TRECHO DO DOCUMENTO:
• • • •

Após 15 anos de processo, Redes Record e Mulher são condenadas a dar direito de resposta para religiões de matriz africana por exibir programas de cunho racista e preconceituoso
Por: josé Odeveza*
Depois de mais de 15 anos de processo, a TV Record e a Rede Mulher começaram, na última terça-feira (09), a transmitir o direito de resposta conquistado por religiões de matriz africana. O espaço reservado para tratar de questões de religião de matriz africana é fruto de decisão vitoriosa na ação que questionava os conteúdos preconceituosos contra as religiões afro-brasileiras exibidos da programação das duas redes.
A ação pública instaurada em 2004 foi proposta do Ministério Público Federal (MPF) e organizações da sociedade civil. Na ação são citados trechos do programa cristão em que ex-adeptas de religiões afro-brasileiras são chamadas de ‘ex-mãe de encosto’ e ‘ex-bruxas’. O objeto da denúncia da ação civil pública tratava, em sua maioria, do conteúdo exibido na programação religiosa intitulada “Orixás, Caboclos e Guias: Deuses ou Demônios?”. Ao todo serão exibidos 36 programas na grade de cada emissora, até o mês de setembro.
O advogado representante do Centro de Estudos das Relações de Trabalho e da Desigualdade (CEERT), uma das organizações responsável pela ação, Hédio Silva Júnior, disse que a vitória da ação pública nos tribunais é um marco para o início de uma longa jornada contra o racismo religioso. Para ele é muito difícil o judiciário criminalizar práticas de racismo.
“As emissoras valeram-se de sucessivas manobras protelatórias, provocaram vários incidentes processuais, ingressaram com todos os recursos possíveis, protelaram julgamentos, enfim, fizeram de tudo para evitar um pronunciamento final. Trata-se de um caso raro de direito de resposta coletivo, que felizmente teve um desfecho positivo”, destaca o advogado.
Ainda na visão do advogado a forma da aplicação do direito de resposta – neste caso a exibição de programas – se contrapõe à representação preconceituosa e racista presente nos programas exibidos pelas emissoras. “Trata-se de uma das mais importantes vitórias judiciais obtidas pelas religiões afro-brasileiras, que reconhece que o sentimento religioso do povo de Axé não é menos relevante do que o sentimento de qualquer outro grupo religioso” pondera o advogado.

• • • •

REGISTROS DA TAREFA:
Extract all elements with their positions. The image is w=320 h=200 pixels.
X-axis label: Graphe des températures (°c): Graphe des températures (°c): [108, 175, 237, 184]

• • • •

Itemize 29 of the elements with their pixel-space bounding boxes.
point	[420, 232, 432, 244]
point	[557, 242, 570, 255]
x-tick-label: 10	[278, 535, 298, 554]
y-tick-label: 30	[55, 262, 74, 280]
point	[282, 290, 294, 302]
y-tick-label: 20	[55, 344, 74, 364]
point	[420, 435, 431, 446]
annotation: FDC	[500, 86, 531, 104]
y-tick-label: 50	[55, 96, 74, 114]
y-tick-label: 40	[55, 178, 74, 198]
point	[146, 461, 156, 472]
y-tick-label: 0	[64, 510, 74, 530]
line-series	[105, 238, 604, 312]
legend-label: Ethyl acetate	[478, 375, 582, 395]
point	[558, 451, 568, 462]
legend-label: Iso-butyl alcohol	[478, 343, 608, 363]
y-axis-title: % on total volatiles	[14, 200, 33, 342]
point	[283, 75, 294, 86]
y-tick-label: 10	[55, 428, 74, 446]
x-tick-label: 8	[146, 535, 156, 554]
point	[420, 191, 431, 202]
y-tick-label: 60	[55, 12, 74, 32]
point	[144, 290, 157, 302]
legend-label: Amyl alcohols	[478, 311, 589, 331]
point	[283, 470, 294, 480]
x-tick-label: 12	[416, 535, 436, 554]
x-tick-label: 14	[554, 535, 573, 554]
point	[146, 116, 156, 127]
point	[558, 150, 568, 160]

• • • •

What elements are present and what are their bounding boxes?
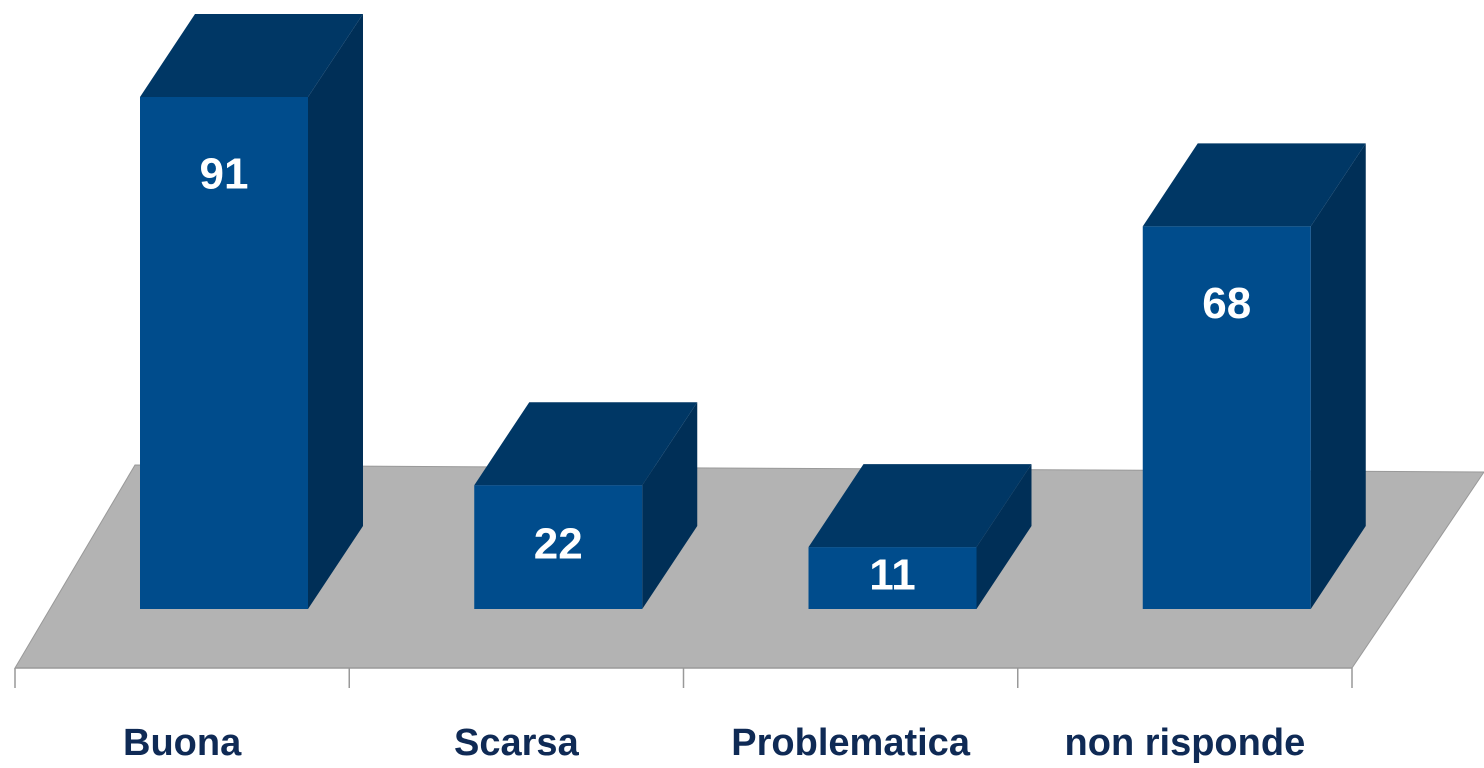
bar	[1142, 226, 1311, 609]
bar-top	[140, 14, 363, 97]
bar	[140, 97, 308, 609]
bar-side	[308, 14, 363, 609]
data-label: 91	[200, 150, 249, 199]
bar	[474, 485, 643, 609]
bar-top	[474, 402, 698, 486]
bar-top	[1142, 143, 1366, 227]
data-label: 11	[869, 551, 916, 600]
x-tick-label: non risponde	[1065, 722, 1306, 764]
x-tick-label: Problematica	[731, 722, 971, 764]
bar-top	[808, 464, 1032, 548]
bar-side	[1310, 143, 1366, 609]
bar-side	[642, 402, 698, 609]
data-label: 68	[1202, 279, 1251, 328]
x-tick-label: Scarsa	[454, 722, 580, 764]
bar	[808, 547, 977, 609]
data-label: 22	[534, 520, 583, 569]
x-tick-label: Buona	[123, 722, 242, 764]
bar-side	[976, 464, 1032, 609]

• • • •

TAREFAS PROPOSTAS:
[1] Resuma em duas frases o texto sobre o direito de resposta das religiões de matriz africana.
[2] Transcreva fielmente as linhas dos registros a partir daquela que contém "Extract all elements" e seguindo até aquela que contém "X-axis label: Graphe", incluindo as duas.

RESOLUÇÕES COMPLETAS:
[1] Depois de mais de 15 anos de processo, a TV Record e a Rede Mulher começaram a transmitir o direito de resposta conquistado por religiões de matriz africana, fruto de uma ação pública proposta em 2004 pelo Ministério Público Federal e por organizações da sociedade civil contra conteúdos preconceituosos exibidos pelas duas redes. Serão exibidos 36 programas em cada emissora até setembro, e o advogado Hédio Silva Júnior, do CEERT, considera a decisão uma das mais importantes vitórias judiciais das religiões afro-brasileiras e um marco para o início de uma longa jornada contra o racismo religioso.

[2]
Extract all elements with their positions. The image is w=320 h=200 pixels.
X-axis label: Graphe des températures (°c): Graphe des températures (°c): [108, 175, 237, 184]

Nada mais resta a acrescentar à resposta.